**Written instruction:**
Work through the data below line by line and say how many lines hold "text"; give only the number.

**Data lines:**
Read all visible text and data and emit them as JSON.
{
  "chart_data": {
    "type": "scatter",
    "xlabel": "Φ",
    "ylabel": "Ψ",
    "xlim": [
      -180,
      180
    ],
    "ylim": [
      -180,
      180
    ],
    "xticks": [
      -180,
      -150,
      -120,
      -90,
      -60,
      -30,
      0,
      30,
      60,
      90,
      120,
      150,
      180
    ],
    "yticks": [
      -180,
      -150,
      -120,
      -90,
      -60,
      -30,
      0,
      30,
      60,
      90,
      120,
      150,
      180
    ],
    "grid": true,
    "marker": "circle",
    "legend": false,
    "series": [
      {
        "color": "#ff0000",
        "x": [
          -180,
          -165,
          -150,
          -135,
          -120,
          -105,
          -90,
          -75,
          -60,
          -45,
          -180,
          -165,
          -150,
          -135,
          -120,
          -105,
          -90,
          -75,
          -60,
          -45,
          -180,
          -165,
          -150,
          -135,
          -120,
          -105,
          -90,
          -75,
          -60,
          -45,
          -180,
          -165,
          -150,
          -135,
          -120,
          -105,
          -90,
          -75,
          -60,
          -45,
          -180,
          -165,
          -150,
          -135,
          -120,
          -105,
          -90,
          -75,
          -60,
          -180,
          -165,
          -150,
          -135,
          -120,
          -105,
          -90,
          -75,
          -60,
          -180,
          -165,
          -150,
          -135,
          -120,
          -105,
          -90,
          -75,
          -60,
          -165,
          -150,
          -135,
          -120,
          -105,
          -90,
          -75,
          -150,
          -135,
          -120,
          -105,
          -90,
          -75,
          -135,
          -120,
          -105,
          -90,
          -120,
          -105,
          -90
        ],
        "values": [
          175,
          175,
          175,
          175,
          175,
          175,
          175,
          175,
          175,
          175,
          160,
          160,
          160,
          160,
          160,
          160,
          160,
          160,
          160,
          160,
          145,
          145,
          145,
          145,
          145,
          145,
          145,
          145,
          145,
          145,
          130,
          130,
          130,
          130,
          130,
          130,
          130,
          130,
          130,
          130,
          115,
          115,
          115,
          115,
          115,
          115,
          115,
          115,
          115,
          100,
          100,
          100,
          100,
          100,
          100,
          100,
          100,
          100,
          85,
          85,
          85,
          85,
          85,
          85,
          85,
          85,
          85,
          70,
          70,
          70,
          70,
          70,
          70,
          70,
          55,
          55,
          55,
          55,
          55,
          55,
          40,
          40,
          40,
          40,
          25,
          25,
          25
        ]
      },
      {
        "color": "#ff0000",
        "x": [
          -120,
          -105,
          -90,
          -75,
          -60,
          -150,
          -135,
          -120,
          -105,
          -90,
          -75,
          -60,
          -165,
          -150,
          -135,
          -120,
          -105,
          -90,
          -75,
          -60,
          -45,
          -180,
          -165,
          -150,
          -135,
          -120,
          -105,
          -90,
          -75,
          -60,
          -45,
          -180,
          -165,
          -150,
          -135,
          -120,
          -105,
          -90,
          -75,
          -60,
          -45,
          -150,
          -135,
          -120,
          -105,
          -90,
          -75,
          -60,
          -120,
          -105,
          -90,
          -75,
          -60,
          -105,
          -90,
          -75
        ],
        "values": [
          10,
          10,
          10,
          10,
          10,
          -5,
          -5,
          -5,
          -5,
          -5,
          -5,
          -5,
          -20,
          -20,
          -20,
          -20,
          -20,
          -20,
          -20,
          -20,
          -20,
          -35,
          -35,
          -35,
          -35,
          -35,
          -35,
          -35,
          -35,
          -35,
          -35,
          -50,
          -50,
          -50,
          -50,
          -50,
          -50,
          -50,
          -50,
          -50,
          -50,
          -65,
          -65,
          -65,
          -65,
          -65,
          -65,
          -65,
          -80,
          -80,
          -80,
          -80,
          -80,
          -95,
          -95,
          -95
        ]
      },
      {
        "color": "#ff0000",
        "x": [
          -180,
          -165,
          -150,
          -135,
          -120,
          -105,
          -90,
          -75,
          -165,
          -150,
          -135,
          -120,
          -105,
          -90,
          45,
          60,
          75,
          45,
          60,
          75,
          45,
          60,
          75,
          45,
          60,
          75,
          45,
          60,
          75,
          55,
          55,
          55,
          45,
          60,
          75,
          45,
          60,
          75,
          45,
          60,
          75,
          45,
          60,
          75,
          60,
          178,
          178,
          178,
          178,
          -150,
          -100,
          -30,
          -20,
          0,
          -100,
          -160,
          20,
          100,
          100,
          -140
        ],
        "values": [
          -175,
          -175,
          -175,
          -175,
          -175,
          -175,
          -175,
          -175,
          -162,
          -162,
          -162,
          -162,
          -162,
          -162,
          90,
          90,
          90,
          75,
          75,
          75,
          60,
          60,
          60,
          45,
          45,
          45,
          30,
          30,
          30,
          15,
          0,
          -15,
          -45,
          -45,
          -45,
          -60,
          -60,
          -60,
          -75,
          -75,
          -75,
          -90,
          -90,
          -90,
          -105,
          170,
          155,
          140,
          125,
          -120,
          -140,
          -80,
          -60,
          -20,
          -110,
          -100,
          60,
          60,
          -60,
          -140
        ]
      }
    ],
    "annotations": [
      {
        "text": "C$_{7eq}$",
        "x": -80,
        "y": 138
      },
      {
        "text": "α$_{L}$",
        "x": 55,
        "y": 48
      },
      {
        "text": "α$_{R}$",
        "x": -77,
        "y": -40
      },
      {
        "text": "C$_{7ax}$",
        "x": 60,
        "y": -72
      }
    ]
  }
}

**The result:**
5